* WRITTEN INSTRUCTION:
Keep only the lines that hold the string "object", filtering out the rest of the entries below.

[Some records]
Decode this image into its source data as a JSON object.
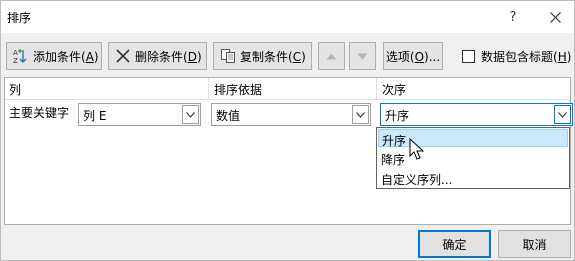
{
  "window": {
    "title": "排序",
    "help_label": "?"
  },
  "toolbar": {
    "add_label": "添加条件(",
    "add_key": "A",
    "add_tail": ")",
    "delete_label": "删除条件(",
    "delete_key": "D",
    "delete_tail": ")",
    "copy_label": "复制条件(",
    "copy_key": "C",
    "copy_tail": ")",
    "options_label": "选项(",
    "options_key": "O",
    "options_tail": ")...",
    "header_checkbox_label": "数据包含标题(",
    "header_checkbox_key": "H",
    "header_checkbox_tail": ")",
    "header_checkbox_checked": false
  },
  "grid": {
    "headers": [
      "列",
      "排序依据",
      "次序"
    ],
    "rows": [
      {
        "label": "主要关键字",
        "column": "列 E",
        "basis": "数值",
        "order": "升序"
      }
    ]
  },
  "dropdown": {
    "options": [
      "升序",
      "降序",
      "自定义序列..."
    ],
    "highlighted": "升序"
  },
  "footer": {
    "ok_label": "确定",
    "cancel_label": "取消"
  },
  "colors": {
    "accent": "#0078d7",
    "highlight": "#cce8ff"
  }
}
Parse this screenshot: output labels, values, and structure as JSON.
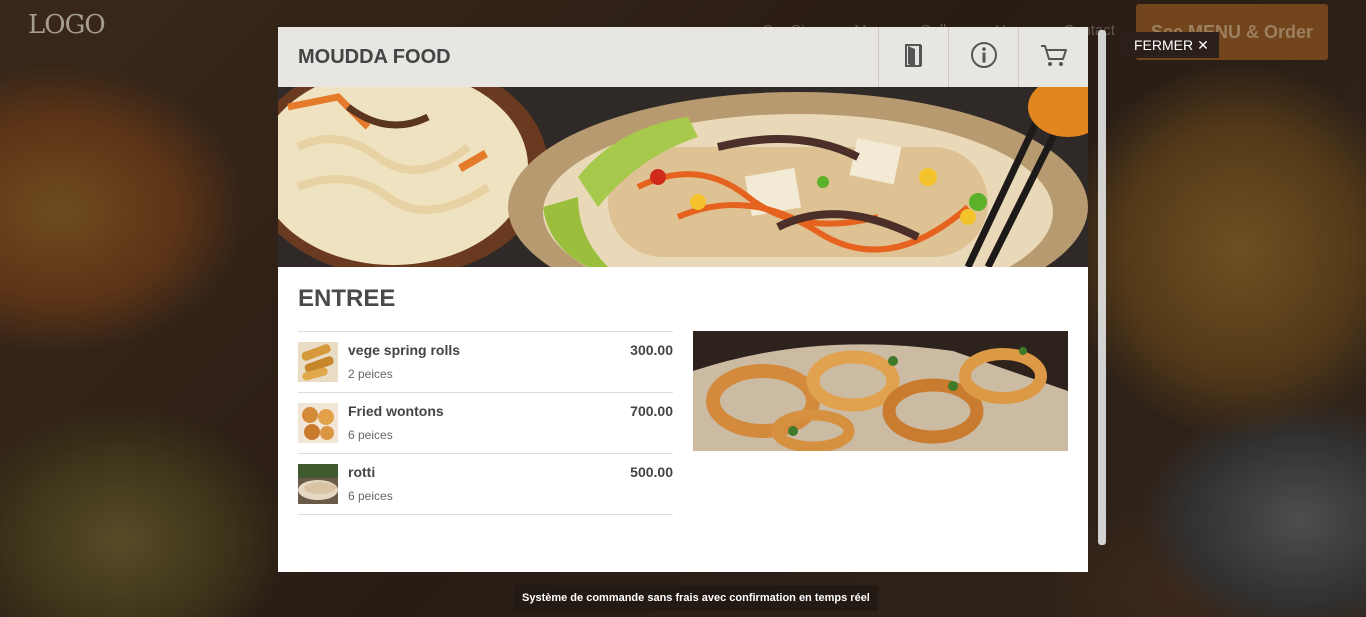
{
  "site": {
    "logo_text": "LOGO",
    "nav": [
      "Our Story",
      "Menu",
      "Gallery",
      "Hours",
      "Contact"
    ],
    "order_button": "See MENU & Order",
    "close_label": "FERMER",
    "close_icon": "close-icon"
  },
  "modal": {
    "brand": "MOUDDA FOOD",
    "header_icons": [
      "door-exit-icon",
      "info-icon",
      "cart-icon"
    ],
    "section_title": "ENTREE",
    "items": [
      {
        "name": "vege spring rolls",
        "desc": "2 peices",
        "price": "300.00"
      },
      {
        "name": "Fried wontons",
        "desc": "6 peices",
        "price": "700.00"
      },
      {
        "name": "rotti",
        "desc": "6 peices",
        "price": "500.00"
      }
    ]
  },
  "footer": {
    "tooltip": "Système de commande sans frais avec confirmation en temps réel"
  },
  "colors": {
    "modal_header_bg": "#e8e6e3",
    "order_button_bg": "#7a4a1e",
    "tooltip_bg": "#231a14"
  }
}
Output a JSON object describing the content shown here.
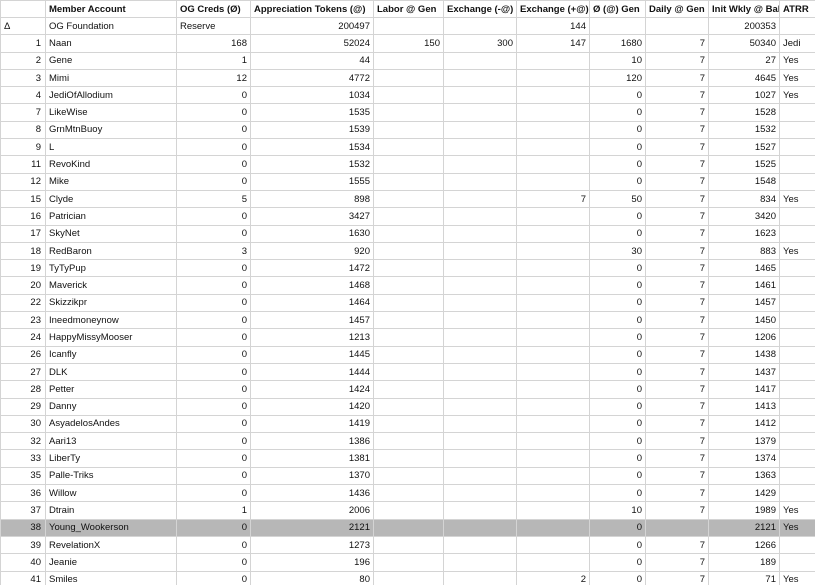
{
  "headers": [
    "",
    "Member Account",
    "OG Creds (Ø)",
    "Appreciation Tokens (@)",
    "Labor @ Gen",
    "Exchange (-@)",
    "Exchange (+@)",
    "Ø (@) Gen",
    "Daily @ Gen",
    "Init Wkly @ Bal",
    "ATRR"
  ],
  "foundation_row": [
    "Δ",
    "OG Foundation",
    "Reserve",
    "200497",
    "",
    "",
    "144",
    "",
    "",
    "200353",
    ""
  ],
  "rows": [
    [
      "1",
      "Naan",
      "168",
      "52024",
      "150",
      "300",
      "147",
      "1680",
      "7",
      "50340",
      "Jedi"
    ],
    [
      "2",
      "Gene",
      "1",
      "44",
      "",
      "",
      "",
      "10",
      "7",
      "27",
      "Yes"
    ],
    [
      "3",
      "Mimi",
      "12",
      "4772",
      "",
      "",
      "",
      "120",
      "7",
      "4645",
      "Yes"
    ],
    [
      "4",
      "JediOfAllodium",
      "0",
      "1034",
      "",
      "",
      "",
      "0",
      "7",
      "1027",
      "Yes"
    ],
    [
      "7",
      "LikeWise",
      "0",
      "1535",
      "",
      "",
      "",
      "0",
      "7",
      "1528",
      ""
    ],
    [
      "8",
      "GrnMtnBuoy",
      "0",
      "1539",
      "",
      "",
      "",
      "0",
      "7",
      "1532",
      ""
    ],
    [
      "9",
      "L",
      "0",
      "1534",
      "",
      "",
      "",
      "0",
      "7",
      "1527",
      ""
    ],
    [
      "11",
      "RevoKind",
      "0",
      "1532",
      "",
      "",
      "",
      "0",
      "7",
      "1525",
      ""
    ],
    [
      "12",
      "Mike",
      "0",
      "1555",
      "",
      "",
      "",
      "0",
      "7",
      "1548",
      ""
    ],
    [
      "15",
      "Clyde",
      "5",
      "898",
      "",
      "",
      "7",
      "50",
      "7",
      "834",
      "Yes"
    ],
    [
      "16",
      "Patrician",
      "0",
      "3427",
      "",
      "",
      "",
      "0",
      "7",
      "3420",
      ""
    ],
    [
      "17",
      "SkyNet",
      "0",
      "1630",
      "",
      "",
      "",
      "0",
      "7",
      "1623",
      ""
    ],
    [
      "18",
      "RedBaron",
      "3",
      "920",
      "",
      "",
      "",
      "30",
      "7",
      "883",
      "Yes"
    ],
    [
      "19",
      "TyTyPup",
      "0",
      "1472",
      "",
      "",
      "",
      "0",
      "7",
      "1465",
      ""
    ],
    [
      "20",
      "Maverick",
      "0",
      "1468",
      "",
      "",
      "",
      "0",
      "7",
      "1461",
      ""
    ],
    [
      "22",
      "Skizzikpr",
      "0",
      "1464",
      "",
      "",
      "",
      "0",
      "7",
      "1457",
      ""
    ],
    [
      "23",
      "Ineedmoneynow",
      "0",
      "1457",
      "",
      "",
      "",
      "0",
      "7",
      "1450",
      ""
    ],
    [
      "24",
      "HappyMissyMooser",
      "0",
      "1213",
      "",
      "",
      "",
      "0",
      "7",
      "1206",
      ""
    ],
    [
      "26",
      "Icanfly",
      "0",
      "1445",
      "",
      "",
      "",
      "0",
      "7",
      "1438",
      ""
    ],
    [
      "27",
      "DLK",
      "0",
      "1444",
      "",
      "",
      "",
      "0",
      "7",
      "1437",
      ""
    ],
    [
      "28",
      "Petter",
      "0",
      "1424",
      "",
      "",
      "",
      "0",
      "7",
      "1417",
      ""
    ],
    [
      "29",
      "Danny",
      "0",
      "1420",
      "",
      "",
      "",
      "0",
      "7",
      "1413",
      ""
    ],
    [
      "30",
      "AsyadelosAndes",
      "0",
      "1419",
      "",
      "",
      "",
      "0",
      "7",
      "1412",
      ""
    ],
    [
      "32",
      "Aari13",
      "0",
      "1386",
      "",
      "",
      "",
      "0",
      "7",
      "1379",
      ""
    ],
    [
      "33",
      "LiberTy",
      "0",
      "1381",
      "",
      "",
      "",
      "0",
      "7",
      "1374",
      ""
    ],
    [
      "35",
      "Palle-Triks",
      "0",
      "1370",
      "",
      "",
      "",
      "0",
      "7",
      "1363",
      ""
    ],
    [
      "36",
      "Willow",
      "0",
      "1436",
      "",
      "",
      "",
      "0",
      "7",
      "1429",
      ""
    ],
    [
      "37",
      "Dtrain",
      "1",
      "2006",
      "",
      "",
      "",
      "10",
      "7",
      "1989",
      "Yes"
    ],
    [
      "38",
      "Young_Wookerson",
      "0",
      "2121",
      "",
      "",
      "",
      "0",
      "",
      "2121",
      "Yes"
    ],
    [
      "39",
      "RevelationX",
      "0",
      "1273",
      "",
      "",
      "",
      "0",
      "7",
      "1266",
      ""
    ],
    [
      "40",
      "Jeanie",
      "0",
      "196",
      "",
      "",
      "",
      "0",
      "7",
      "189",
      ""
    ],
    [
      "41",
      "Smiles",
      "0",
      "80",
      "",
      "",
      "2",
      "0",
      "7",
      "71",
      "Yes"
    ]
  ],
  "selected_row_index": 28,
  "colors": {
    "grid": "#d4d4d4",
    "selected": "#b7b7b7",
    "divider": "#555555"
  }
}
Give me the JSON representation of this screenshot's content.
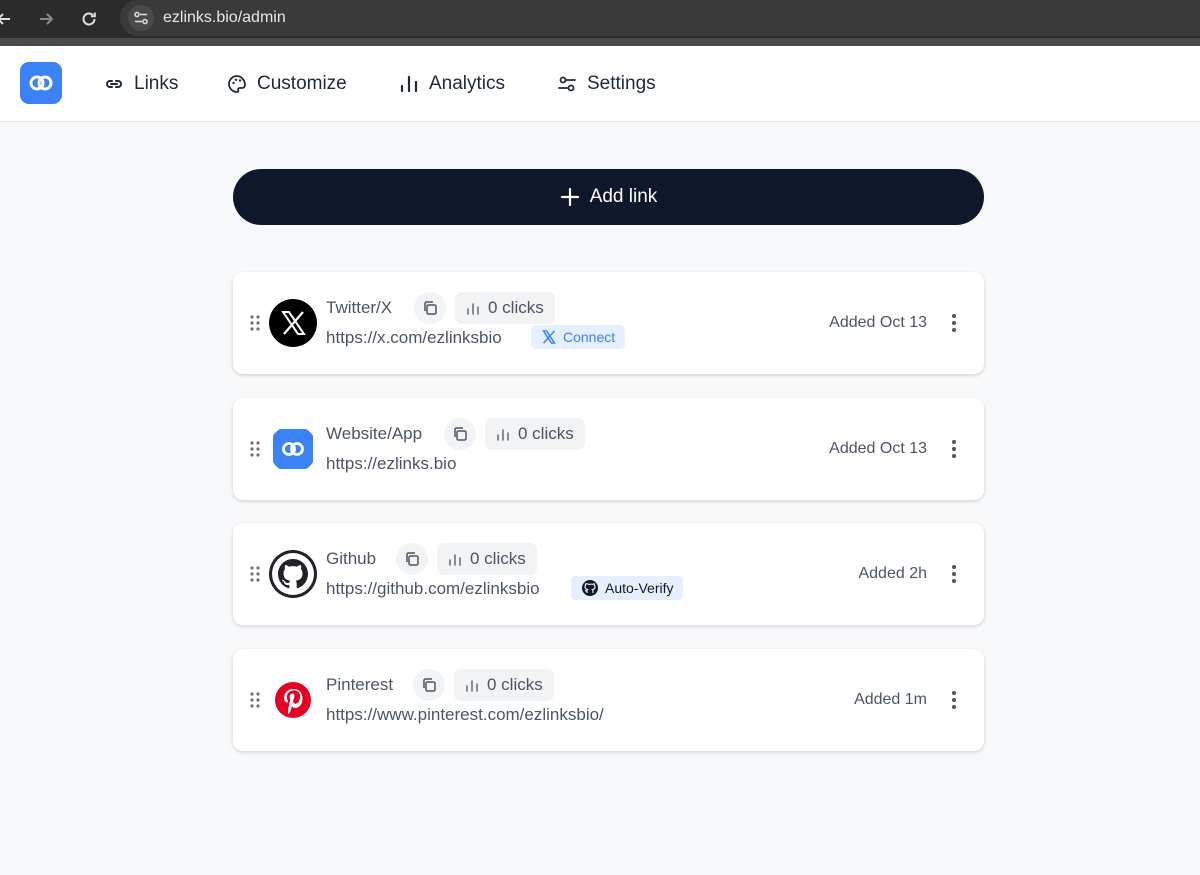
{
  "browser": {
    "url": "ezlinks.bio/admin"
  },
  "nav": {
    "links": "Links",
    "customize": "Customize",
    "analytics": "Analytics",
    "settings": "Settings"
  },
  "add_link_label": "Add link",
  "cards": [
    {
      "title": "Twitter/X",
      "url": "https://x.com/ezlinksbio",
      "clicks": "0 clicks",
      "added": "Added Oct 13",
      "badge": "Connect",
      "icon": "x-logo-icon"
    },
    {
      "title": "Website/App",
      "url": "https://ezlinks.bio",
      "clicks": "0 clicks",
      "added": "Added Oct 13",
      "icon": "ezlinks-logo-icon"
    },
    {
      "title": "Github",
      "url": "https://github.com/ezlinksbio",
      "clicks": "0 clicks",
      "added": "Added 2h",
      "badge": "Auto-Verify",
      "icon": "github-logo-icon"
    },
    {
      "title": "Pinterest",
      "url": "https://www.pinterest.com/ezlinksbio/",
      "clicks": "0 clicks",
      "added": "Added 1m",
      "icon": "pinterest-logo-icon"
    }
  ],
  "colors": {
    "brand": "#3b82f6",
    "dark": "#0f172a",
    "connect": "#3b82f6",
    "pinterest": "#e60023"
  }
}
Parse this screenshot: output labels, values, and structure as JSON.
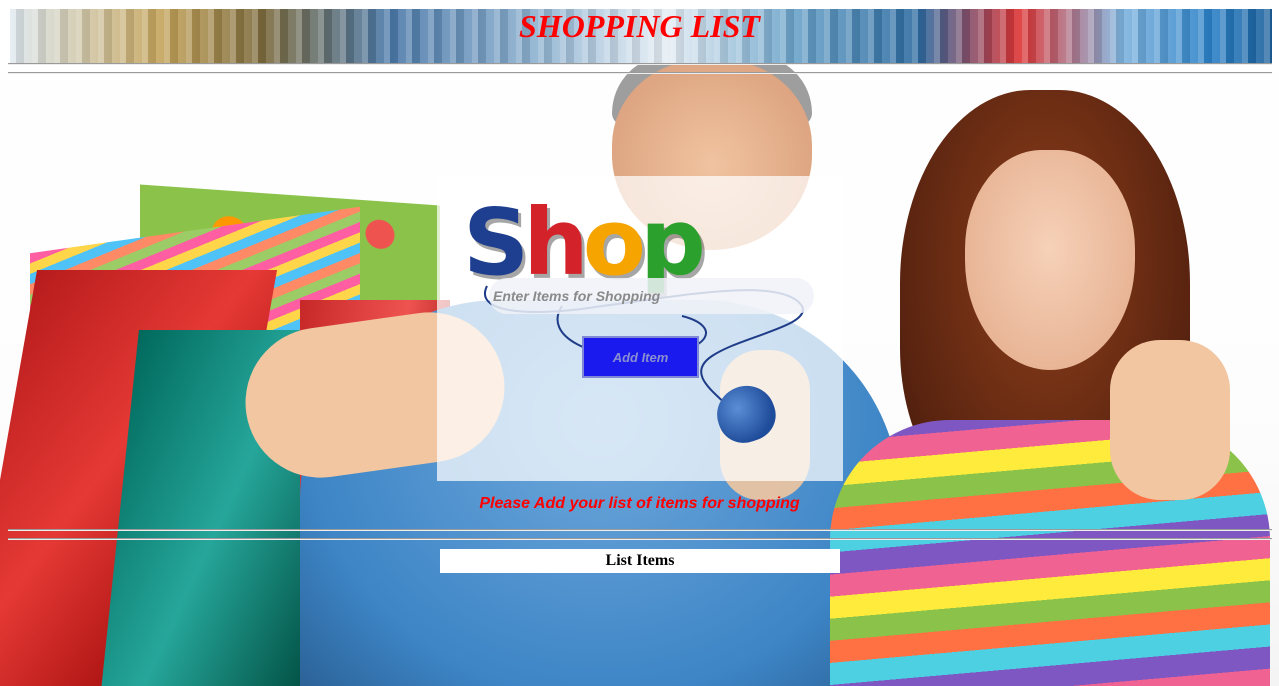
{
  "header": {
    "title": "SHOPPING LIST"
  },
  "form": {
    "logo_text": [
      "S",
      "h",
      "o",
      "p"
    ],
    "item_input": {
      "value": "",
      "placeholder": "Enter Items for Shopping"
    },
    "add_button_label": "Add Item",
    "hint": "Please Add your list of items for shopping"
  },
  "list": {
    "header": "List Items",
    "items": []
  },
  "colors": {
    "title": "#ff0000",
    "hint": "#ff0000",
    "add_button_bg": "#1a1aee",
    "panel_bg": "rgba(255,255,255,0.72)"
  }
}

* WRITTEN ANSWER:
Decode this image into its source data as a JSON object.
Output a JSON object describing the content shown here.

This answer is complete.